- Recorded data:
______________________________

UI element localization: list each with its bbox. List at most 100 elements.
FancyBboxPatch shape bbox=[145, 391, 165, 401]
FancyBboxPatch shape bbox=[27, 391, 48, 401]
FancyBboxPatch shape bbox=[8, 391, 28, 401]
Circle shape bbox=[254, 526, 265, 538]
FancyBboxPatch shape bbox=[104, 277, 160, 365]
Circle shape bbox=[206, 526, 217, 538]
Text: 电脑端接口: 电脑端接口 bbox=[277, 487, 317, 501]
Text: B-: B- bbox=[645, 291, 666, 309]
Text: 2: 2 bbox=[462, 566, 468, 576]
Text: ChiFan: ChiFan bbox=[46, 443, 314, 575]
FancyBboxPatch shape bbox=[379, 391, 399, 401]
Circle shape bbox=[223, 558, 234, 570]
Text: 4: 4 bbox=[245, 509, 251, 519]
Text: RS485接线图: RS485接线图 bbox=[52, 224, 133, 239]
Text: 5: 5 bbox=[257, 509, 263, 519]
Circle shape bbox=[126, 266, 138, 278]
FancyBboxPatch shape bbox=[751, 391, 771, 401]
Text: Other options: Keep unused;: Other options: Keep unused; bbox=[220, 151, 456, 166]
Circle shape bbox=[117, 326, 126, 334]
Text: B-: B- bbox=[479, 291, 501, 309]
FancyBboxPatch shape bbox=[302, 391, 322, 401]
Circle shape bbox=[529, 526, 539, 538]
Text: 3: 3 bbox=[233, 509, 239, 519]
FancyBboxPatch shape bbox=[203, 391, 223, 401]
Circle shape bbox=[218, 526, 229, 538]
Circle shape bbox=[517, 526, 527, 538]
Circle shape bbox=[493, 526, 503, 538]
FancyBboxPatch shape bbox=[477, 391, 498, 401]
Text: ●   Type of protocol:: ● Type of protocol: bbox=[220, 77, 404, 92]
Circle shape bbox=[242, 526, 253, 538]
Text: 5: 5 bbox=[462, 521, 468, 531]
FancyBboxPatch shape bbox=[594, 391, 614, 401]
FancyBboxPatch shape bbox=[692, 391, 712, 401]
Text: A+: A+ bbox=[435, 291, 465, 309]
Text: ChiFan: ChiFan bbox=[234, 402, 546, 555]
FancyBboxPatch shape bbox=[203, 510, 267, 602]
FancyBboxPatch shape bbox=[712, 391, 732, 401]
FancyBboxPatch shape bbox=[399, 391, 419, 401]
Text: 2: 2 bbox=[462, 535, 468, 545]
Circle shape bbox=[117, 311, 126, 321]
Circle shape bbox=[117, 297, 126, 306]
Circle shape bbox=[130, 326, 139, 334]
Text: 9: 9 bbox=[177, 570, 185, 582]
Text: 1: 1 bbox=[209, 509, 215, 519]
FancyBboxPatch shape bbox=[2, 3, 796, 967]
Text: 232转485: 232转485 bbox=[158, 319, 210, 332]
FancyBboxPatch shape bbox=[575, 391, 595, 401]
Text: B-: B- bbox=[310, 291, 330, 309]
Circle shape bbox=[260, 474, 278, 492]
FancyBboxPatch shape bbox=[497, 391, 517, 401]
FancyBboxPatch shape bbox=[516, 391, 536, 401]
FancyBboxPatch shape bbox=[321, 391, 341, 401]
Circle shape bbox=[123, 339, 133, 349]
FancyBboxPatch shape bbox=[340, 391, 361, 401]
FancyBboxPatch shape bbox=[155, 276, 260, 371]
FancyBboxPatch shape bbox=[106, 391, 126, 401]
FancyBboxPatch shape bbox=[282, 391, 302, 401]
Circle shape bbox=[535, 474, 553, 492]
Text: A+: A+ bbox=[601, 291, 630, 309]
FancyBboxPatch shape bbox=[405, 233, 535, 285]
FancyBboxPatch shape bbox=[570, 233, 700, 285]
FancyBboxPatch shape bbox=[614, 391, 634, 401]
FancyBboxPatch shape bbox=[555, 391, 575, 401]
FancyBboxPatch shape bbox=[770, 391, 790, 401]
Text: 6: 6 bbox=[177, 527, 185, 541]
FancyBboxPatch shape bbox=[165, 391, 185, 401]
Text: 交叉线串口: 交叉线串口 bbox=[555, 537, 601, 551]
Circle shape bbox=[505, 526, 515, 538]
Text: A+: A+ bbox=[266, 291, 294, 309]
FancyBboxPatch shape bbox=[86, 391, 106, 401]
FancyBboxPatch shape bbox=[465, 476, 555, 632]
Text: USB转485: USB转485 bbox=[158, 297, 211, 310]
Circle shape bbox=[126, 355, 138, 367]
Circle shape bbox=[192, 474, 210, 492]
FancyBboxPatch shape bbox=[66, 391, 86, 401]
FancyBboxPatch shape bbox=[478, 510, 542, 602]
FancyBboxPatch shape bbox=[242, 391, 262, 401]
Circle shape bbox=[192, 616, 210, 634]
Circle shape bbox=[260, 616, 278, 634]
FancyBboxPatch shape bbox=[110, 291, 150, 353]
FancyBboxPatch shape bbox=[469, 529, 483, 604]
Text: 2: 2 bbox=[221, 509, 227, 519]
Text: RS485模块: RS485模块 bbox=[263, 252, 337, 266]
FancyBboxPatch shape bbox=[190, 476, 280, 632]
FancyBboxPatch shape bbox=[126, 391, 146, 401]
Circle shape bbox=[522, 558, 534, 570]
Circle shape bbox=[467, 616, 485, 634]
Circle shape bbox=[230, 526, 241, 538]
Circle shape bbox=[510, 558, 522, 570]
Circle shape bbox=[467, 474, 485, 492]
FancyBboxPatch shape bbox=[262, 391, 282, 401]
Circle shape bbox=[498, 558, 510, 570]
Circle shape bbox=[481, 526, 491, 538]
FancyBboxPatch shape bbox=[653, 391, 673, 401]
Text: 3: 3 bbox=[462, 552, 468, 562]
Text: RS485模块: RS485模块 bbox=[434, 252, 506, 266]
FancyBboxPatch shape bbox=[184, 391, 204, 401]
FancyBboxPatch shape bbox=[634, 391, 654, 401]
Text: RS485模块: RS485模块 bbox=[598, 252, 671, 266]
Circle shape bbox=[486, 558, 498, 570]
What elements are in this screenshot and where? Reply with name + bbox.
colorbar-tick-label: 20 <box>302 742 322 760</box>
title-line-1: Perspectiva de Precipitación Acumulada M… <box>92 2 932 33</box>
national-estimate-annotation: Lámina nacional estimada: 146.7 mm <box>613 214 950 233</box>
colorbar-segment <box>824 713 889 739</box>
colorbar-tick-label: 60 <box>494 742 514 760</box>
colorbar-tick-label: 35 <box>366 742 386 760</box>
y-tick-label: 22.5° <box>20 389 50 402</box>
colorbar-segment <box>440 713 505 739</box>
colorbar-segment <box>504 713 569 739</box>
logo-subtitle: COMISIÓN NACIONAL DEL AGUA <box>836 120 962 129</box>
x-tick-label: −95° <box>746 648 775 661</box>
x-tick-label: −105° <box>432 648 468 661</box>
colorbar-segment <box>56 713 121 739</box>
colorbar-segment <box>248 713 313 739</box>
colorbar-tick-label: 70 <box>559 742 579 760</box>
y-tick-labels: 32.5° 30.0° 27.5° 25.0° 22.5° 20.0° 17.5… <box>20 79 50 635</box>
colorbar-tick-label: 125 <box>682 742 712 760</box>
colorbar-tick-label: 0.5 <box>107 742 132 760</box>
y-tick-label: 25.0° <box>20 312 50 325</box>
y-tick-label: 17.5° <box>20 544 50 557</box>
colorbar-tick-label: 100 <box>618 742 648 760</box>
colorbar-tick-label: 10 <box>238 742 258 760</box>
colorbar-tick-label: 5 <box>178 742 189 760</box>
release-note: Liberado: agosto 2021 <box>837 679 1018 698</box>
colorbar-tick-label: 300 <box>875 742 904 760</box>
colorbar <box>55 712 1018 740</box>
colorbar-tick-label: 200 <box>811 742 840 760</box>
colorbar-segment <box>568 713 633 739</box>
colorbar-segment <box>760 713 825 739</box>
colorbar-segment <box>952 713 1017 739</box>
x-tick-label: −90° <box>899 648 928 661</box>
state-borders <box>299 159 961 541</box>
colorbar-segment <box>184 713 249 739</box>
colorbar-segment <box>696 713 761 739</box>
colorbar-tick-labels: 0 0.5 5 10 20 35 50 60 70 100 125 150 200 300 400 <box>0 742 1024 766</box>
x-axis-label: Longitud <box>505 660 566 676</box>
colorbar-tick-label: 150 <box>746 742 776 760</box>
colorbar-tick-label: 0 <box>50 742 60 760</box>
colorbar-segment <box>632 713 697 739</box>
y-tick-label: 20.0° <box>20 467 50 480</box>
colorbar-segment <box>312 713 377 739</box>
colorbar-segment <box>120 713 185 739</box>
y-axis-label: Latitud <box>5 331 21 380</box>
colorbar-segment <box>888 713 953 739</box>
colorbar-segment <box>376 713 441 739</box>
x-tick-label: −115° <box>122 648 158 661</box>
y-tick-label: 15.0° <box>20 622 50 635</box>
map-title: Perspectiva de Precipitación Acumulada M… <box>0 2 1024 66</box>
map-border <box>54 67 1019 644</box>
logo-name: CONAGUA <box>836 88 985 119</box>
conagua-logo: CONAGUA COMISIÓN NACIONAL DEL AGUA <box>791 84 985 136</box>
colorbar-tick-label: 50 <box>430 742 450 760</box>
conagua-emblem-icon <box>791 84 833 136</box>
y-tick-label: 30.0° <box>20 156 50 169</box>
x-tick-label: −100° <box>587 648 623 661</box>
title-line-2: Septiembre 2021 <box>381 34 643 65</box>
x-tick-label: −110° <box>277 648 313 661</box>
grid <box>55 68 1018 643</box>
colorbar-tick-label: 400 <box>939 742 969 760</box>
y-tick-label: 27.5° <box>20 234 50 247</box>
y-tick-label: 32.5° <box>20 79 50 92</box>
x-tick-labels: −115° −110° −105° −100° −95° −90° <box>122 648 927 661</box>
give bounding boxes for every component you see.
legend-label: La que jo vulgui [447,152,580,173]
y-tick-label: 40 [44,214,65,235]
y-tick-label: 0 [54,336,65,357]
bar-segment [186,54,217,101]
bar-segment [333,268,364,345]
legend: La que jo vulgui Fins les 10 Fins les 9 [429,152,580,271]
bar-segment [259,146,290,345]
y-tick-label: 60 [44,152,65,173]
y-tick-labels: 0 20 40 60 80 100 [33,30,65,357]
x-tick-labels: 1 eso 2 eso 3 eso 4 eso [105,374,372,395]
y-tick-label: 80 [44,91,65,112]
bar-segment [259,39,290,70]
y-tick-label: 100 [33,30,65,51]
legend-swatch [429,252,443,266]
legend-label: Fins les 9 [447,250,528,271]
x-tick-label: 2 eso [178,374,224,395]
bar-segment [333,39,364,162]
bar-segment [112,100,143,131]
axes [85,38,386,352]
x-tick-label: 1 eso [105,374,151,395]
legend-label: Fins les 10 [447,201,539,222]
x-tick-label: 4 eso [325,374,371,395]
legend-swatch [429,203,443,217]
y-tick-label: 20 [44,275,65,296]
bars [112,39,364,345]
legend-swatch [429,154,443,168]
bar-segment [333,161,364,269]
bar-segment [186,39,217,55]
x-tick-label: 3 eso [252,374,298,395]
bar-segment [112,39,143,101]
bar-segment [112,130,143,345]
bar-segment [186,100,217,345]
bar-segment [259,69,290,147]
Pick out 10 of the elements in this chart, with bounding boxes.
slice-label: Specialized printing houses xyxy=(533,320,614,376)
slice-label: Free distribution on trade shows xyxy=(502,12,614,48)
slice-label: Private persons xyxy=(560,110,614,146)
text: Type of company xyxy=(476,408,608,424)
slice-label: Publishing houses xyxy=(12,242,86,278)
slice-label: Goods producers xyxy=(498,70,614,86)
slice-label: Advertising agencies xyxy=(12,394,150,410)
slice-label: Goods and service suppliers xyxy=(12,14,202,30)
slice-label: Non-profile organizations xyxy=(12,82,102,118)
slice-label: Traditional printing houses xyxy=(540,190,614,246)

______________________________

- Aim of the task: Copy everything from the very first line of the rows down to the line containing "Text: ChiFan: ChiFan bbox=[46, 443, 314, 575]", both ends included, without changing a character.

- Expected output:
UI element localization: list each with its bbox. List at most 100 elements.
FancyBboxPatch shape bbox=[145, 391, 165, 401]
FancyBboxPatch shape bbox=[27, 391, 48, 401]
FancyBboxPatch shape bbox=[8, 391, 28, 401]
Circle shape bbox=[254, 526, 265, 538]
FancyBboxPatch shape bbox=[104, 277, 160, 365]
Circle shape bbox=[206, 526, 217, 538]
Text: 电脑端接口: 电脑端接口 bbox=[277, 487, 317, 501]
Text: B-: B- bbox=[645, 291, 666, 309]
Text: 2: 2 bbox=[462, 566, 468, 576]
Text: ChiFan: ChiFan bbox=[46, 443, 314, 575]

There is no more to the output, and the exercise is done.